What is being asked = Tally the lines that include the word "provider" and reply with nothing but the total.

-- Entries shown start --

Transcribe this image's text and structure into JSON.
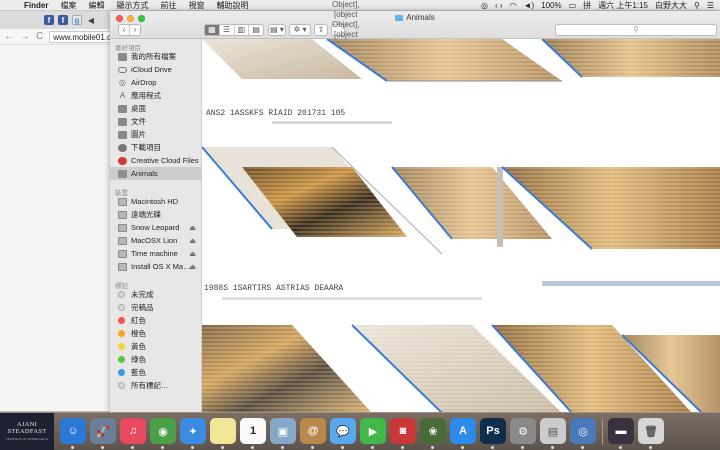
{
  "menubar": {
    "apple": "",
    "items": [
      "Finder",
      "檔案",
      "編輯",
      "顯示方式",
      "前往",
      "視窗",
      "輔助說明"
    ],
    "battery": "100%",
    "input_method": "拼",
    "clock": "週六 上午1:15",
    "user": "白野大大"
  },
  "browser": {
    "url": "www.mobile01.c",
    "tab_icons": [
      "f",
      "f",
      "g",
      "◀"
    ]
  },
  "finder": {
    "title": "Animals",
    "back": "‹",
    "forward": "›",
    "view_buttons": [
      "▦",
      "☰",
      "▥",
      "▤"
    ],
    "arrange": "▤ ▾",
    "action": "✲ ▾",
    "share": "⇧",
    "tags": [
      {
        "label": "未完成",
        "color": "#d8d8d8"
      },
      {
        "label": "完稿品",
        "color": "#d8d8d8"
      },
      {
        "label": "紅色",
        "color": "#f0524f"
      },
      {
        "label": "橙色",
        "color": "#f5a623"
      },
      {
        "label": "黃色",
        "color": "#f3d33a"
      },
      {
        "label": "綠色",
        "color": "#5cc244"
      },
      {
        "label": "藍色",
        "color": "#3a9be0"
      },
      {
        "label": "所有標記…",
        "color": "#d8d8d8"
      }
    ],
    "search_placeholder": "",
    "sections": {
      "favorites": "喜好項目",
      "devices": "裝置",
      "tags": "標記"
    },
    "favorites": [
      {
        "label": "我的所有檔案",
        "icon": "files-icon"
      },
      {
        "label": "iCloud Drive",
        "icon": "cloud-icon"
      },
      {
        "label": "AirDrop",
        "icon": "airdrop-icon"
      },
      {
        "label": "應用程式",
        "icon": "applications-icon"
      },
      {
        "label": "桌面",
        "icon": "desktop-icon"
      },
      {
        "label": "文件",
        "icon": "documents-icon"
      },
      {
        "label": "圖片",
        "icon": "pictures-icon"
      },
      {
        "label": "下載項目",
        "icon": "downloads-icon"
      },
      {
        "label": "Creative Cloud Files",
        "icon": "creative-cloud-icon"
      },
      {
        "label": "Animals",
        "icon": "folder-icon",
        "selected": true
      }
    ],
    "devices": [
      {
        "label": "Macintosh HD",
        "icon": "disk-icon",
        "eject": false
      },
      {
        "label": "遠端光碟",
        "icon": "remote-disc-icon",
        "eject": false
      },
      {
        "label": "Snow Leopard",
        "icon": "disk-icon",
        "eject": true
      },
      {
        "label": "MacOSX Lion",
        "icon": "disk-icon",
        "eject": true
      },
      {
        "label": "Time machine",
        "icon": "disk-icon",
        "eject": true
      },
      {
        "label": "Install OS X Ma…",
        "icon": "disk-icon",
        "eject": true
      }
    ],
    "content": {
      "garbled_rows": [
        "ANS2  1ASSKFS RIAID  201731  105",
        "1988S  1SARTIRS ASTRIAS  DEAARA"
      ]
    }
  },
  "dock": {
    "brand_title": "AJANI STEADFAST",
    "brand_sub": "LEGENDS OF DOMINARIA",
    "calendar_day": "1",
    "apps": [
      {
        "icon": "finder-icon",
        "label": "☺",
        "color": "#2a78d8"
      },
      {
        "icon": "launchpad-icon",
        "label": "🚀",
        "color": "#6b7f99"
      },
      {
        "icon": "itunes-icon",
        "label": "♫",
        "color": "#e84860"
      },
      {
        "icon": "chrome-icon",
        "label": "◉",
        "color": "#4aa04a"
      },
      {
        "icon": "safari-icon",
        "label": "✦",
        "color": "#3d8be0"
      },
      {
        "icon": "notes-icon",
        "label": "",
        "color": "#f2e596"
      },
      {
        "icon": "calendar-icon",
        "label": "1",
        "color": "#fafafa"
      },
      {
        "icon": "preview-icon",
        "label": "▣",
        "color": "#86a8c8"
      },
      {
        "icon": "contacts-icon",
        "label": "@",
        "color": "#b8884c"
      },
      {
        "icon": "messages-icon",
        "label": "💬",
        "color": "#5aa8f0"
      },
      {
        "icon": "facetime-icon",
        "label": "▶",
        "color": "#42b84a"
      },
      {
        "icon": "photo-booth-icon",
        "label": "◙",
        "color": "#c83838"
      },
      {
        "icon": "iphoto-icon",
        "label": "❀",
        "color": "#4a6a3a"
      },
      {
        "icon": "app-store-icon",
        "label": "A",
        "color": "#2e8ae8"
      },
      {
        "icon": "photoshop-icon",
        "label": "Ps",
        "color": "#0f2d4d"
      },
      {
        "icon": "system-preferences-icon",
        "label": "⚙",
        "color": "#8a8a8a"
      },
      {
        "icon": "preview-app-icon",
        "label": "▤",
        "color": "#cccccc"
      },
      {
        "icon": "network-utility-icon",
        "label": "◎",
        "color": "#4a78b8"
      },
      {
        "icon": "folder-stack-icon",
        "label": "▬",
        "color": "#3a3040"
      },
      {
        "icon": "trash-icon",
        "label": "🗑",
        "color": "#d6d6d6"
      }
    ]
  }
}
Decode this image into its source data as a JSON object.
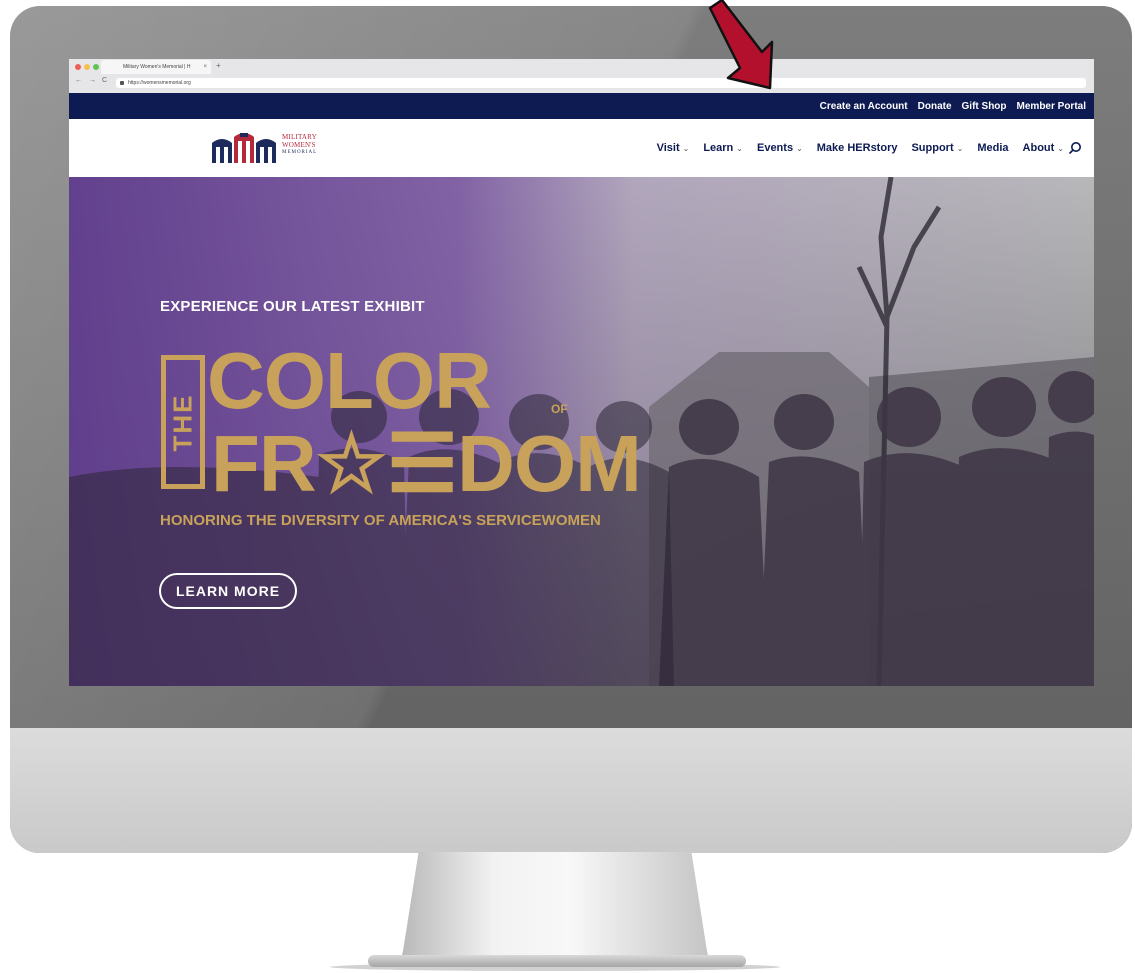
{
  "browser": {
    "tab_title": "Military Women's Memorial | H",
    "tab_close": "×",
    "new_tab": "+",
    "url": "https://womensmemorial.org",
    "back": "←",
    "forward": "→",
    "reload": "C"
  },
  "utility_nav": {
    "items": [
      "Create an Account",
      "Donate",
      "Gift Shop",
      "Member Portal"
    ]
  },
  "logo": {
    "line1": "MILITARY",
    "line2": "WOMEN'S",
    "line3": "MEMORIAL"
  },
  "main_nav": {
    "items": [
      {
        "label": "Visit",
        "has_dropdown": true
      },
      {
        "label": "Learn",
        "has_dropdown": true
      },
      {
        "label": "Events",
        "has_dropdown": true
      },
      {
        "label": "Make HERstory",
        "has_dropdown": false
      },
      {
        "label": "Support",
        "has_dropdown": true
      },
      {
        "label": "Media",
        "has_dropdown": false
      },
      {
        "label": "About",
        "has_dropdown": true
      }
    ],
    "caret": "⌄",
    "search_icon": "search-icon"
  },
  "hero": {
    "eyebrow": "EXPERIENCE OUR LATEST EXHIBIT",
    "the": "THE",
    "word1": "COLOR",
    "of": "OF",
    "word2": "FR☆☰DOM",
    "tagline": "HONORING THE DIVERSITY OF AMERICA'S SERVICEWOMEN",
    "cta": "LEARN MORE"
  },
  "colors": {
    "utility_bar": "#0d1b52",
    "gold": "#c8a25a",
    "purple": "#5f3c8c",
    "arrow": "#b3102e"
  }
}
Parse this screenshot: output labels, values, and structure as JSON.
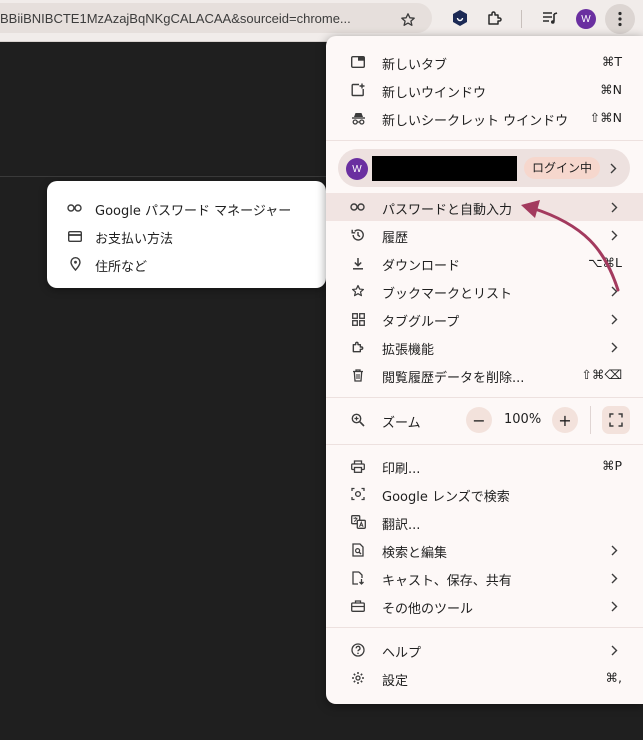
{
  "toolbar": {
    "url_text": "BBiiBNIBCTE1MzAzajBqNKgCALACAA&sourceid=chrome...",
    "avatar_letter": "W"
  },
  "submenu": {
    "items": [
      {
        "label": "Google パスワード マネージャー",
        "icon": "key-icon"
      },
      {
        "label": "お支払い方法",
        "icon": "credit-card-icon"
      },
      {
        "label": "住所など",
        "icon": "location-pin-icon"
      }
    ]
  },
  "menu": {
    "new_tab": {
      "label": "新しいタブ",
      "shortcut": "⌘T"
    },
    "new_window": {
      "label": "新しいウインドウ",
      "shortcut": "⌘N"
    },
    "new_incognito": {
      "label": "新しいシークレット ウインドウ",
      "shortcut": "⇧⌘N"
    },
    "profile": {
      "avatar_letter": "W",
      "signin_label": "ログイン中"
    },
    "passwords": {
      "label": "パスワードと自動入力"
    },
    "history": {
      "label": "履歴"
    },
    "downloads": {
      "label": "ダウンロード",
      "shortcut": "⌥⌘L"
    },
    "bookmarks": {
      "label": "ブックマークとリスト"
    },
    "tab_groups": {
      "label": "タブグループ"
    },
    "extensions": {
      "label": "拡張機能"
    },
    "clear_data": {
      "label": "閲覧履歴データを削除...",
      "shortcut": "⇧⌘⌫"
    },
    "zoom": {
      "label": "ズーム",
      "value": "100%",
      "minus": "−",
      "plus": "+"
    },
    "print": {
      "label": "印刷...",
      "shortcut": "⌘P"
    },
    "lens": {
      "label": "Google レンズで検索"
    },
    "translate": {
      "label": "翻訳..."
    },
    "find_edit": {
      "label": "検索と編集"
    },
    "cast_save": {
      "label": "キャスト、保存、共有"
    },
    "more_tools": {
      "label": "その他のツール"
    },
    "help": {
      "label": "ヘルプ"
    },
    "settings": {
      "label": "設定",
      "shortcut": "⌘,"
    }
  },
  "colors": {
    "menu_bg": "#fdf8f7",
    "highlight": "#f1e4e2",
    "avatar": "#6a2fa0",
    "annotation_arrow": "#a33a5e"
  }
}
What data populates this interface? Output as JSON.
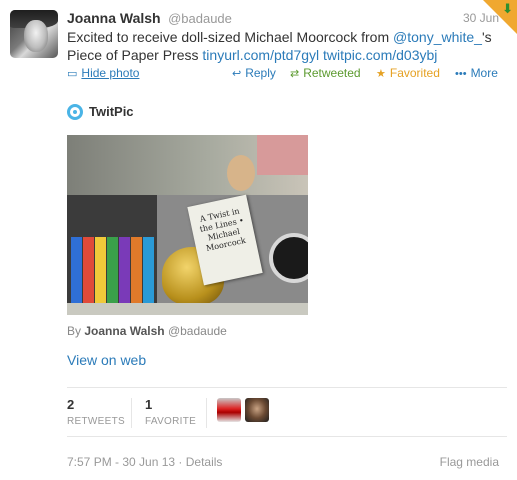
{
  "tweet": {
    "author_name": "Joanna Walsh",
    "author_handle": "@badaude",
    "date": "30 Jun",
    "text_pre": "Excited to receive doll-sized Michael Moorcock from ",
    "mention": "@tony_white_",
    "text_mid": "'s Piece of Paper Press ",
    "link1": "tinyurl.com/ptd7gyl",
    "link2": "twitpic.com/d03ybj"
  },
  "actions": {
    "hide_photo": "Hide photo",
    "reply": "Reply",
    "retweeted": "Retweeted",
    "favorited": "Favorited",
    "more": "More"
  },
  "media": {
    "provider": "TwitPic",
    "book_text": "A Twist in the Lines • Michael Moorcock",
    "by_prefix": "By",
    "by_name": "Joanna Walsh",
    "by_handle": "@badaude",
    "view_on_web": "View on web"
  },
  "stats": {
    "retweets_count": "2",
    "retweets_label": "RETWEETS",
    "favorites_count": "1",
    "favorites_label": "FAVORITE"
  },
  "footer": {
    "timestamp": "7:57 PM - 30 Jun 13",
    "separator": " · ",
    "details": "Details",
    "flag_media": "Flag media"
  },
  "icons": {
    "hide_photo": "photo-icon",
    "reply": "reply-icon",
    "retweeted": "retweet-icon",
    "favorited": "star-icon",
    "more": "more-dots-icon",
    "provider": "twitpic-icon"
  },
  "colors": {
    "link": "#2b7bb9",
    "retweeted": "#5c9a2f",
    "favorited": "#e5a123",
    "muted": "#999999"
  }
}
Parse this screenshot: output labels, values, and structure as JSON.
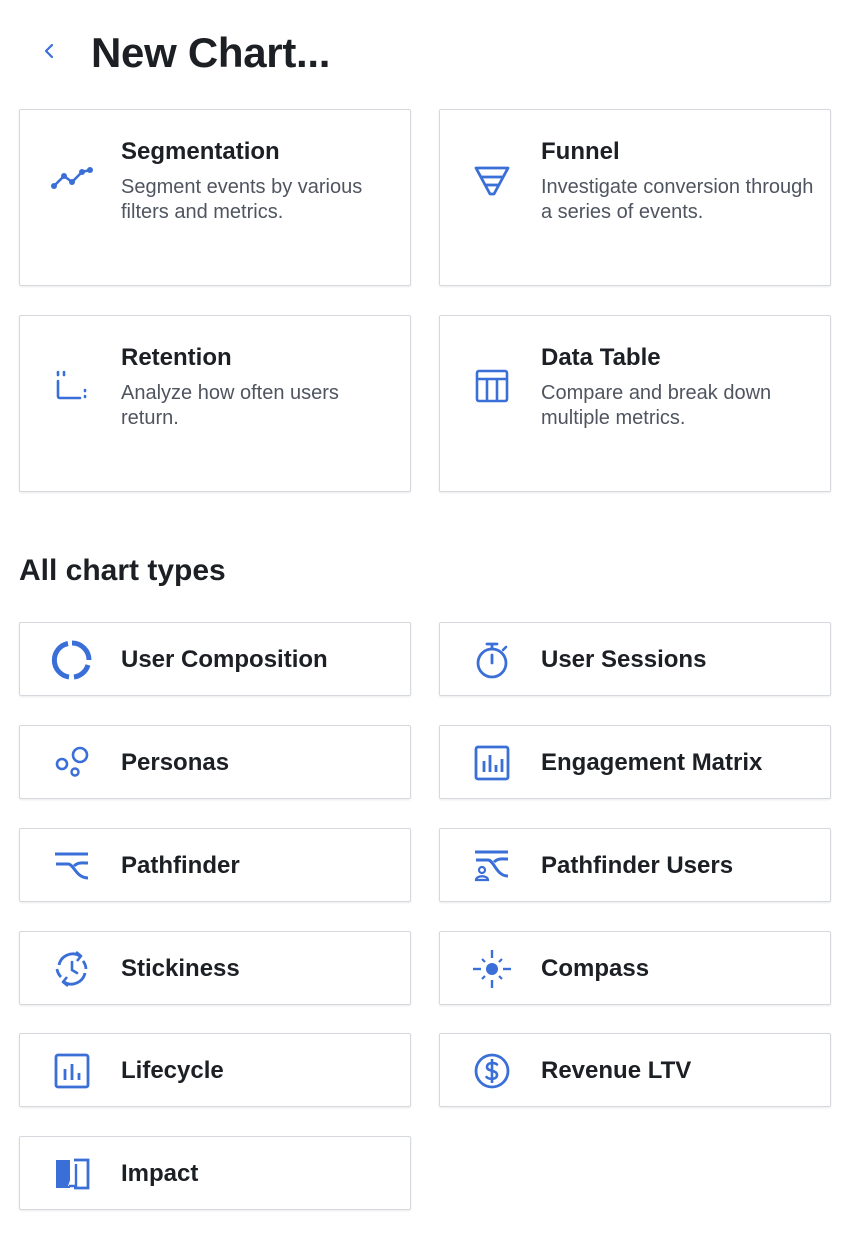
{
  "header": {
    "title": "New Chart..."
  },
  "featured": [
    {
      "title": "Segmentation",
      "description": "Segment events by various filters and metrics.",
      "icon": "segmentation-icon"
    },
    {
      "title": "Funnel",
      "description": "Investigate conversion through a series of events.",
      "icon": "funnel-icon"
    },
    {
      "title": "Retention",
      "description": "Analyze how often users return.",
      "icon": "retention-icon"
    },
    {
      "title": "Data Table",
      "description": "Compare and break down multiple metrics.",
      "icon": "data-table-icon"
    }
  ],
  "all_types": {
    "heading": "All chart types",
    "items": [
      {
        "title": "User Composition",
        "icon": "user-composition-icon"
      },
      {
        "title": "User Sessions",
        "icon": "stopwatch-icon"
      },
      {
        "title": "Personas",
        "icon": "personas-icon"
      },
      {
        "title": "Engagement Matrix",
        "icon": "engagement-matrix-icon"
      },
      {
        "title": "Pathfinder",
        "icon": "pathfinder-icon"
      },
      {
        "title": "Pathfinder Users",
        "icon": "pathfinder-users-icon"
      },
      {
        "title": "Stickiness",
        "icon": "stickiness-icon"
      },
      {
        "title": "Compass",
        "icon": "compass-icon"
      },
      {
        "title": "Lifecycle",
        "icon": "lifecycle-icon"
      },
      {
        "title": "Revenue LTV",
        "icon": "dollar-icon"
      },
      {
        "title": "Impact",
        "icon": "impact-icon"
      }
    ]
  },
  "colors": {
    "accent": "#3a6fd8",
    "text": "#1c1f24",
    "muted": "#4f5560",
    "border": "#d5d8dd"
  }
}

-- Entries shown end --

Complete response = 2